Exercise task
Copy out every line exactly as given.

Stored rows
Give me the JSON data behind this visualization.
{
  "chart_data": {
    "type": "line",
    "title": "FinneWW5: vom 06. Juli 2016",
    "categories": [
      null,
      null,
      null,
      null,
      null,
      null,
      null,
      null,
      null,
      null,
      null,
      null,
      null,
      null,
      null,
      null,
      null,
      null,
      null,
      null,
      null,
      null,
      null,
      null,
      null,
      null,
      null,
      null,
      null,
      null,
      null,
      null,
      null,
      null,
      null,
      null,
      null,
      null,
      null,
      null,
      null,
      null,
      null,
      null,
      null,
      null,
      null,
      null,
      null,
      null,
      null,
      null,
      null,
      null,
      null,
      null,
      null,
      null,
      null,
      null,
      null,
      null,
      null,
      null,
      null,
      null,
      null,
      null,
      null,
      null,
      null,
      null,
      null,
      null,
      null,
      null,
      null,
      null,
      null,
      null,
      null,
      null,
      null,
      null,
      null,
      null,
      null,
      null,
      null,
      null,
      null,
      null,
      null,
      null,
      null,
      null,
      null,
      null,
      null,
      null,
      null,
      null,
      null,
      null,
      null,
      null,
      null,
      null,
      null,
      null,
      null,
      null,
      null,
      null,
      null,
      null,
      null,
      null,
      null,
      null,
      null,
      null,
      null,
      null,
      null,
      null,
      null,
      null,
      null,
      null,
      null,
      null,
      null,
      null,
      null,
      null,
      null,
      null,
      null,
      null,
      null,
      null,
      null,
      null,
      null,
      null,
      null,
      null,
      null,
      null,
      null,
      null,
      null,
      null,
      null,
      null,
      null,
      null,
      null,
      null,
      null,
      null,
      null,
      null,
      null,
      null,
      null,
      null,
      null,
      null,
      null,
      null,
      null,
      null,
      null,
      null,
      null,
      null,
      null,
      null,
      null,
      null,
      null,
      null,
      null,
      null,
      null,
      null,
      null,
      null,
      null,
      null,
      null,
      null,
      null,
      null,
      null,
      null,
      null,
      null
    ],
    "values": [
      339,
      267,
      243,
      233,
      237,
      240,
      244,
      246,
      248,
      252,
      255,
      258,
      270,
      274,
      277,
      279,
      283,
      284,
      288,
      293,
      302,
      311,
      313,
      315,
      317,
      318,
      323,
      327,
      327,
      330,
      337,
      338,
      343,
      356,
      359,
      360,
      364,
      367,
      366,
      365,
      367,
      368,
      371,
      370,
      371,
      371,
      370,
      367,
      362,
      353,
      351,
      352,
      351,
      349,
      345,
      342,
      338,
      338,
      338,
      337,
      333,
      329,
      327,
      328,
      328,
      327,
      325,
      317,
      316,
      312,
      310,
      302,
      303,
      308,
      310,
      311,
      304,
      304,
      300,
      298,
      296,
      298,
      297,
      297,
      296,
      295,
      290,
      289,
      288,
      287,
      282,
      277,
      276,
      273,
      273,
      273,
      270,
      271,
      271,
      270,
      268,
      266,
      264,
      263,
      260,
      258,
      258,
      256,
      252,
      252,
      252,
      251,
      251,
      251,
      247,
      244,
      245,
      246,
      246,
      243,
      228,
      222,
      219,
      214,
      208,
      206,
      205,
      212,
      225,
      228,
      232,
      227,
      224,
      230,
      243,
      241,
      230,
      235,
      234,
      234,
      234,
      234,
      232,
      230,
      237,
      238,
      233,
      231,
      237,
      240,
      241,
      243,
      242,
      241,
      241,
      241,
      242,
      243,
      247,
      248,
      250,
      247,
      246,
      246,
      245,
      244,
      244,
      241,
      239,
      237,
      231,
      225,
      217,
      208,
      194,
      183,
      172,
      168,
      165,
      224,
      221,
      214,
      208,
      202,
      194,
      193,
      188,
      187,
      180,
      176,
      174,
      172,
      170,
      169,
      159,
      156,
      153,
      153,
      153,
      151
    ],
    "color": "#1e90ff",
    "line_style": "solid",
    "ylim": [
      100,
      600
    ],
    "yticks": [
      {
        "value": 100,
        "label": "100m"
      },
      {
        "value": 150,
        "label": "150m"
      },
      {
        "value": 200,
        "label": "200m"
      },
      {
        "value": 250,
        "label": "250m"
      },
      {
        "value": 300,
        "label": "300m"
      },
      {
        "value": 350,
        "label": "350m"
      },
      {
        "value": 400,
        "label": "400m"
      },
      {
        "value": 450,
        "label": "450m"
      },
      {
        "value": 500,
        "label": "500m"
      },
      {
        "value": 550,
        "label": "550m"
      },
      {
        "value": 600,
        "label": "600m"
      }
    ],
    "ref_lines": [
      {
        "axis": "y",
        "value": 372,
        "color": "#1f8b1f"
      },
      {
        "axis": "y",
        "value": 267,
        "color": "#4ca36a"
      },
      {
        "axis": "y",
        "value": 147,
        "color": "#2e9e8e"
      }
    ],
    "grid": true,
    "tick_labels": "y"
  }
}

Answer for the task
Give me the JSON data behind this visualization.
{
  "chart_data": {
    "type": "line",
    "title": "FinneWW5: vom 06. Juli 2016",
    "categories": [
      null,
      null,
      null,
      null,
      null,
      null,
      null,
      null,
      null,
      null,
      null,
      null,
      null,
      null,
      null,
      null,
      null,
      null,
      null,
      null,
      null,
      null,
      null,
      null,
      null,
      null,
      null,
      null,
      null,
      null,
      null,
      null,
      null,
      null,
      null,
      null,
      null,
      null,
      null,
      null,
      null,
      null,
      null,
      null,
      null,
      null,
      null,
      null,
      null,
      null,
      null,
      null,
      null,
      null,
      null,
      null,
      null,
      null,
      null,
      null,
      null,
      null,
      null,
      null,
      null,
      null,
      null,
      null,
      null,
      null,
      null,
      null,
      null,
      null,
      null,
      null,
      null,
      null,
      null,
      null,
      null,
      null,
      null,
      null,
      null,
      null,
      null,
      null,
      null,
      null,
      null,
      null,
      null,
      null,
      null,
      null,
      null,
      null,
      null,
      null,
      null,
      null,
      null,
      null,
      null,
      null,
      null,
      null,
      null,
      null,
      null,
      null,
      null,
      null,
      null,
      null,
      null,
      null,
      null,
      null,
      null,
      null,
      null,
      null,
      null,
      null,
      null,
      null,
      null,
      null,
      null,
      null,
      null,
      null,
      null,
      null,
      null,
      null,
      null,
      null,
      null,
      null,
      null,
      null,
      null,
      null,
      null,
      null,
      null,
      null,
      null,
      null,
      null,
      null,
      null,
      null,
      null,
      null,
      null,
      null,
      null,
      null,
      null,
      null,
      null,
      null,
      null,
      null,
      null,
      null,
      null,
      null,
      null,
      null,
      null,
      null,
      null,
      null,
      null,
      null,
      null,
      null,
      null,
      null,
      null,
      null,
      null,
      null,
      null,
      null,
      null,
      null,
      null,
      null,
      null,
      null,
      null,
      null,
      null,
      null
    ],
    "values": [
      339,
      267,
      243,
      233,
      237,
      240,
      244,
      246,
      248,
      252,
      255,
      258,
      270,
      274,
      277,
      279,
      283,
      284,
      288,
      293,
      302,
      311,
      313,
      315,
      317,
      318,
      323,
      327,
      327,
      330,
      337,
      338,
      343,
      356,
      359,
      360,
      364,
      367,
      366,
      365,
      367,
      368,
      371,
      370,
      371,
      371,
      370,
      367,
      362,
      353,
      351,
      352,
      351,
      349,
      345,
      342,
      338,
      338,
      338,
      337,
      333,
      329,
      327,
      328,
      328,
      327,
      325,
      317,
      316,
      312,
      310,
      302,
      303,
      308,
      310,
      311,
      304,
      304,
      300,
      298,
      296,
      298,
      297,
      297,
      296,
      295,
      290,
      289,
      288,
      287,
      282,
      277,
      276,
      273,
      273,
      273,
      270,
      271,
      271,
      270,
      268,
      266,
      264,
      263,
      260,
      258,
      258,
      256,
      252,
      252,
      252,
      251,
      251,
      251,
      247,
      244,
      245,
      246,
      246,
      243,
      228,
      222,
      219,
      214,
      208,
      206,
      205,
      212,
      225,
      228,
      232,
      227,
      224,
      230,
      243,
      241,
      230,
      235,
      234,
      234,
      234,
      234,
      232,
      230,
      237,
      238,
      233,
      231,
      237,
      240,
      241,
      243,
      242,
      241,
      241,
      241,
      242,
      243,
      247,
      248,
      250,
      247,
      246,
      246,
      245,
      244,
      244,
      241,
      239,
      237,
      231,
      225,
      217,
      208,
      194,
      183,
      172,
      168,
      165,
      224,
      221,
      214,
      208,
      202,
      194,
      193,
      188,
      187,
      180,
      176,
      174,
      172,
      170,
      169,
      159,
      156,
      153,
      153,
      153,
      151
    ],
    "color": "#1e90ff",
    "line_style": "solid",
    "ylim": [
      100,
      600
    ],
    "yticks": [
      {
        "value": 100,
        "label": "100m"
      },
      {
        "value": 150,
        "label": "150m"
      },
      {
        "value": 200,
        "label": "200m"
      },
      {
        "value": 250,
        "label": "250m"
      },
      {
        "value": 300,
        "label": "300m"
      },
      {
        "value": 350,
        "label": "350m"
      },
      {
        "value": 400,
        "label": "400m"
      },
      {
        "value": 450,
        "label": "450m"
      },
      {
        "value": 500,
        "label": "500m"
      },
      {
        "value": 550,
        "label": "550m"
      },
      {
        "value": 600,
        "label": "600m"
      }
    ],
    "ref_lines": [
      {
        "axis": "y",
        "value": 372,
        "color": "#1f8b1f"
      },
      {
        "axis": "y",
        "value": 267,
        "color": "#4ca36a"
      },
      {
        "axis": "y",
        "value": 147,
        "color": "#2e9e8e"
      }
    ],
    "grid": true,
    "tick_labels": "y"
  }
}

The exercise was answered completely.